=== DATA FOR THE TASK ===

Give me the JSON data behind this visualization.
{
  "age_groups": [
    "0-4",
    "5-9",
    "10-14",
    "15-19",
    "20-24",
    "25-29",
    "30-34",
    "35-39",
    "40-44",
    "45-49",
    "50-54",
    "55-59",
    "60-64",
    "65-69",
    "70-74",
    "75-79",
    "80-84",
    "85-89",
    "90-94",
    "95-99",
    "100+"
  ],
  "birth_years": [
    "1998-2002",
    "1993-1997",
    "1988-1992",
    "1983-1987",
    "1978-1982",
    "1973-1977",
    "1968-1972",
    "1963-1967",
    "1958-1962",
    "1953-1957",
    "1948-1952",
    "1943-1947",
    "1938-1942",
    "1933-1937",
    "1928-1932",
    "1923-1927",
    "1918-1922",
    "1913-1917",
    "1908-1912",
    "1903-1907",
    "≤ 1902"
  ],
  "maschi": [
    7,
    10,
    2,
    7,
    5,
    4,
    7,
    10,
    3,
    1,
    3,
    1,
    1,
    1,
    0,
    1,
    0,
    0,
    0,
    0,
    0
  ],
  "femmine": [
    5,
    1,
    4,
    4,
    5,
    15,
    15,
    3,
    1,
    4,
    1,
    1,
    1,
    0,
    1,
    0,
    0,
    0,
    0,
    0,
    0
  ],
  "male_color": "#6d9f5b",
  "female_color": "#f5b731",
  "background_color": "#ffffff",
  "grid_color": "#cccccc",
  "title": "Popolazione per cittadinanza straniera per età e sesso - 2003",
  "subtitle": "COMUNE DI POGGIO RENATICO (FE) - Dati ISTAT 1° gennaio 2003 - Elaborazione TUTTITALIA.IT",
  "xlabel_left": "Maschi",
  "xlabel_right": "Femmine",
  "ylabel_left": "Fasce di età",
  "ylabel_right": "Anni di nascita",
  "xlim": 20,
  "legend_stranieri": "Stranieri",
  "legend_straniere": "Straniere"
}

===

Transcribe every entry exactly, omitting nothing.

Give me the JSON data behind this visualization.
{
  "age_groups": [
    "0-4",
    "5-9",
    "10-14",
    "15-19",
    "20-24",
    "25-29",
    "30-34",
    "35-39",
    "40-44",
    "45-49",
    "50-54",
    "55-59",
    "60-64",
    "65-69",
    "70-74",
    "75-79",
    "80-84",
    "85-89",
    "90-94",
    "95-99",
    "100+"
  ],
  "birth_years": [
    "1998-2002",
    "1993-1997",
    "1988-1992",
    "1983-1987",
    "1978-1982",
    "1973-1977",
    "1968-1972",
    "1963-1967",
    "1958-1962",
    "1953-1957",
    "1948-1952",
    "1943-1947",
    "1938-1942",
    "1933-1937",
    "1928-1932",
    "1923-1927",
    "1918-1922",
    "1913-1917",
    "1908-1912",
    "1903-1907",
    "≤ 1902"
  ],
  "maschi": [
    7,
    10,
    2,
    7,
    5,
    4,
    7,
    10,
    3,
    1,
    3,
    1,
    1,
    1,
    0,
    1,
    0,
    0,
    0,
    0,
    0
  ],
  "femmine": [
    5,
    1,
    4,
    4,
    5,
    15,
    15,
    3,
    1,
    4,
    1,
    1,
    1,
    0,
    1,
    0,
    0,
    0,
    0,
    0,
    0
  ],
  "male_color": "#6d9f5b",
  "female_color": "#f5b731",
  "background_color": "#ffffff",
  "grid_color": "#cccccc",
  "title": "Popolazione per cittadinanza straniera per età e sesso - 2003",
  "subtitle": "COMUNE DI POGGIO RENATICO (FE) - Dati ISTAT 1° gennaio 2003 - Elaborazione TUTTITALIA.IT",
  "xlabel_left": "Maschi",
  "xlabel_right": "Femmine",
  "ylabel_left": "Fasce di età",
  "ylabel_right": "Anni di nascita",
  "xlim": 20,
  "legend_stranieri": "Stranieri",
  "legend_straniere": "Straniere"
}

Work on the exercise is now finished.